-- BEGIN DATA FOR PROCESSING --

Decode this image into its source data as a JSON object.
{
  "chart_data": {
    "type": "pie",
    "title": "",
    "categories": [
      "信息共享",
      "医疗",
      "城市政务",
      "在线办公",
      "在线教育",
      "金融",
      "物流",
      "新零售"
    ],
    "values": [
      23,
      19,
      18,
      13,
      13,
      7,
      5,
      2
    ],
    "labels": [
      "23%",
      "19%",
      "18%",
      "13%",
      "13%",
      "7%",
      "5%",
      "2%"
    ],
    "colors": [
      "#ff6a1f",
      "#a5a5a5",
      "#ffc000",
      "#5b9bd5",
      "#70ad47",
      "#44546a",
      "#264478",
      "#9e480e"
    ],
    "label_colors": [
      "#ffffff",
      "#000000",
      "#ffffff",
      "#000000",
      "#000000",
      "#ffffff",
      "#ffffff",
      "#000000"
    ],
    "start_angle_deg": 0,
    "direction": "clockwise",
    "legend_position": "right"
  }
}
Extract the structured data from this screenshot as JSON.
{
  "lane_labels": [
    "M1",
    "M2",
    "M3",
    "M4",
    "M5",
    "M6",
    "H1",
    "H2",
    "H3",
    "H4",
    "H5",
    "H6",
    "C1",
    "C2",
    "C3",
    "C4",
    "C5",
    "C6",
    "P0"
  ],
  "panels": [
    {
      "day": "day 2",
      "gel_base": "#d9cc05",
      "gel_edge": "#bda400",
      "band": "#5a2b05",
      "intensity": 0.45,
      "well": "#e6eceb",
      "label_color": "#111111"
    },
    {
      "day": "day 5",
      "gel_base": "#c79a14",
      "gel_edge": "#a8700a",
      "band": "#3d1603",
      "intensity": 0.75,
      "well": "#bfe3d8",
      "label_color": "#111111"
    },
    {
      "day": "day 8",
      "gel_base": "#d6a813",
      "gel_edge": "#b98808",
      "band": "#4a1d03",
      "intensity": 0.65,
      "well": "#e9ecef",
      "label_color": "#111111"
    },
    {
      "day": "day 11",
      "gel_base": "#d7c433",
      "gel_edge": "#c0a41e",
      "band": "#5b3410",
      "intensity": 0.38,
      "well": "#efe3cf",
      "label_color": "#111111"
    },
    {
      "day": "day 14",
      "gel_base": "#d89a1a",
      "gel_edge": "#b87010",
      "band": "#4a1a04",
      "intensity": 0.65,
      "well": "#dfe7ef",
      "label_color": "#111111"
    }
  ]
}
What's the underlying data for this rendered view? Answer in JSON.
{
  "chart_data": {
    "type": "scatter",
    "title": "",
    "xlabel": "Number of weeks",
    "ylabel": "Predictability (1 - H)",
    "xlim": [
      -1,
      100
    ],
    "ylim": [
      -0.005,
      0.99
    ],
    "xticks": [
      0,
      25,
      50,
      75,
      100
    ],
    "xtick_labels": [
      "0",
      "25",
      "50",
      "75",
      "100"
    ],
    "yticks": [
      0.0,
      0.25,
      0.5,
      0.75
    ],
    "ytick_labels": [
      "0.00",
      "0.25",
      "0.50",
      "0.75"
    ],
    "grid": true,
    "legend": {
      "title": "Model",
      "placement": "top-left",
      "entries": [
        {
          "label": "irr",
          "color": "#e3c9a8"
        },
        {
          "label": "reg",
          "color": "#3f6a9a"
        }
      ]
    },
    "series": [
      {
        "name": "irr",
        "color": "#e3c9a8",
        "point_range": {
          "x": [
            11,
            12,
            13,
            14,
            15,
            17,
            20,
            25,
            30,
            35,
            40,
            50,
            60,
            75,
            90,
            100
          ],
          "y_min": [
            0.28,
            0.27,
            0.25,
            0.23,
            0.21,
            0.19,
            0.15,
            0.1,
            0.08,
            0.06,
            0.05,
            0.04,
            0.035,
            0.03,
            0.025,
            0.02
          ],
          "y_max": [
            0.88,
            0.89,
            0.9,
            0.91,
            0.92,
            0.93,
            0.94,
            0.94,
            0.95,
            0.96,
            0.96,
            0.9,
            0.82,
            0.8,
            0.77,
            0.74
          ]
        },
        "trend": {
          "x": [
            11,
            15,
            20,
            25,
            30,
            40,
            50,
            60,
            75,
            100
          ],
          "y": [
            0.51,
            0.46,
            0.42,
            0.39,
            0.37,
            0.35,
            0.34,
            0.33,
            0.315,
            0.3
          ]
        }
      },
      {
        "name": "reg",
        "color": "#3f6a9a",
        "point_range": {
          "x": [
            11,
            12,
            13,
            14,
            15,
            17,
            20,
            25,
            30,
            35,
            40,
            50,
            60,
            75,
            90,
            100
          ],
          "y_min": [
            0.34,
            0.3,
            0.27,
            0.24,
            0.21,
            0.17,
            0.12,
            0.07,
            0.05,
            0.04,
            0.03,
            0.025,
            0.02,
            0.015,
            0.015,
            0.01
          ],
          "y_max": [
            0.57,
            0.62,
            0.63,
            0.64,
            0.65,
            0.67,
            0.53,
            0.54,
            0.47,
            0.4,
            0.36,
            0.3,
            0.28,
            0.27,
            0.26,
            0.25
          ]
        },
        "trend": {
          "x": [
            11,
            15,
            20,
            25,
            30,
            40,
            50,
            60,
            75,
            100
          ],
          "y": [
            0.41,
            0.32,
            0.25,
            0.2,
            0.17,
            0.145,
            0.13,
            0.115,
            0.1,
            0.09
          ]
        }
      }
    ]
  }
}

-- END DATA FOR PROCESSING --

Restate each of the entries above verbatim.

Decode this image into its source data as a JSON object.
{
  "chart_data": {
    "type": "pie",
    "title": "",
    "categories": [
      "信息共享",
      "医疗",
      "城市政务",
      "在线办公",
      "在线教育",
      "金融",
      "物流",
      "新零售"
    ],
    "values": [
      23,
      19,
      18,
      13,
      13,
      7,
      5,
      2
    ],
    "labels": [
      "23%",
      "19%",
      "18%",
      "13%",
      "13%",
      "7%",
      "5%",
      "2%"
    ],
    "colors": [
      "#ff6a1f",
      "#a5a5a5",
      "#ffc000",
      "#5b9bd5",
      "#70ad47",
      "#44546a",
      "#264478",
      "#9e480e"
    ],
    "label_colors": [
      "#ffffff",
      "#000000",
      "#ffffff",
      "#000000",
      "#000000",
      "#ffffff",
      "#ffffff",
      "#000000"
    ],
    "start_angle_deg": 0,
    "direction": "clockwise",
    "legend_position": "right"
  }
}
Extract the structured data from this screenshot as JSON.
{
  "lane_labels": [
    "M1",
    "M2",
    "M3",
    "M4",
    "M5",
    "M6",
    "H1",
    "H2",
    "H3",
    "H4",
    "H5",
    "H6",
    "C1",
    "C2",
    "C3",
    "C4",
    "C5",
    "C6",
    "P0"
  ],
  "panels": [
    {
      "day": "day 2",
      "gel_base": "#d9cc05",
      "gel_edge": "#bda400",
      "band": "#5a2b05",
      "intensity": 0.45,
      "well": "#e6eceb",
      "label_color": "#111111"
    },
    {
      "day": "day 5",
      "gel_base": "#c79a14",
      "gel_edge": "#a8700a",
      "band": "#3d1603",
      "intensity": 0.75,
      "well": "#bfe3d8",
      "label_color": "#111111"
    },
    {
      "day": "day 8",
      "gel_base": "#d6a813",
      "gel_edge": "#b98808",
      "band": "#4a1d03",
      "intensity": 0.65,
      "well": "#e9ecef",
      "label_color": "#111111"
    },
    {
      "day": "day 11",
      "gel_base": "#d7c433",
      "gel_edge": "#c0a41e",
      "band": "#5b3410",
      "intensity": 0.38,
      "well": "#efe3cf",
      "label_color": "#111111"
    },
    {
      "day": "day 14",
      "gel_base": "#d89a1a",
      "gel_edge": "#b87010",
      "band": "#4a1a04",
      "intensity": 0.65,
      "well": "#dfe7ef",
      "label_color": "#111111"
    }
  ]
}
What's the underlying data for this rendered view? Answer in JSON.
{
  "chart_data": {
    "type": "scatter",
    "title": "",
    "xlabel": "Number of weeks",
    "ylabel": "Predictability (1 - H)",
    "xlim": [
      -1,
      100
    ],
    "ylim": [
      -0.005,
      0.99
    ],
    "xticks": [
      0,
      25,
      50,
      75,
      100
    ],
    "xtick_labels": [
      "0",
      "25",
      "50",
      "75",
      "100"
    ],
    "yticks": [
      0.0,
      0.25,
      0.5,
      0.75
    ],
    "ytick_labels": [
      "0.00",
      "0.25",
      "0.50",
      "0.75"
    ],
    "grid": true,
    "legend": {
      "title": "Model",
      "placement": "top-left",
      "entries": [
        {
          "label": "irr",
          "color": "#e3c9a8"
        },
        {
          "label": "reg",
          "color": "#3f6a9a"
        }
      ]
    },
    "series": [
      {
        "name": "irr",
        "color": "#e3c9a8",
        "point_range": {
          "x": [
            11,
            12,
            13,
            14,
            15,
            17,
            20,
            25,
            30,
            35,
            40,
            50,
            60,
            75,
            90,
            100
          ],
          "y_min": [
            0.28,
            0.27,
            0.25,
            0.23,
            0.21,
            0.19,
            0.15,
            0.1,
            0.08,
            0.06,
            0.05,
            0.04,
            0.035,
            0.03,
            0.025,
            0.02
          ],
          "y_max": [
            0.88,
            0.89,
            0.9,
            0.91,
            0.92,
            0.93,
            0.94,
            0.94,
            0.95,
            0.96,
            0.96,
            0.9,
            0.82,
            0.8,
            0.77,
            0.74
          ]
        },
        "trend": {
          "x": [
            11,
            15,
            20,
            25,
            30,
            40,
            50,
            60,
            75,
            100
          ],
          "y": [
            0.51,
            0.46,
            0.42,
            0.39,
            0.37,
            0.35,
            0.34,
            0.33,
            0.315,
            0.3
          ]
        }
      },
      {
        "name": "reg",
        "color": "#3f6a9a",
        "point_range": {
          "x": [
            11,
            12,
            13,
            14,
            15,
            17,
            20,
            25,
            30,
            35,
            40,
            50,
            60,
            75,
            90,
            100
          ],
          "y_min": [
            0.34,
            0.3,
            0.27,
            0.24,
            0.21,
            0.17,
            0.12,
            0.07,
            0.05,
            0.04,
            0.03,
            0.025,
            0.02,
            0.015,
            0.015,
            0.01
          ],
          "y_max": [
            0.57,
            0.62,
            0.63,
            0.64,
            0.65,
            0.67,
            0.53,
            0.54,
            0.47,
            0.4,
            0.36,
            0.3,
            0.28,
            0.27,
            0.26,
            0.25
          ]
        },
        "trend": {
          "x": [
            11,
            15,
            20,
            25,
            30,
            40,
            50,
            60,
            75,
            100
          ],
          "y": [
            0.41,
            0.32,
            0.25,
            0.2,
            0.17,
            0.145,
            0.13,
            0.115,
            0.1,
            0.09
          ]
        }
      }
    ]
  }
}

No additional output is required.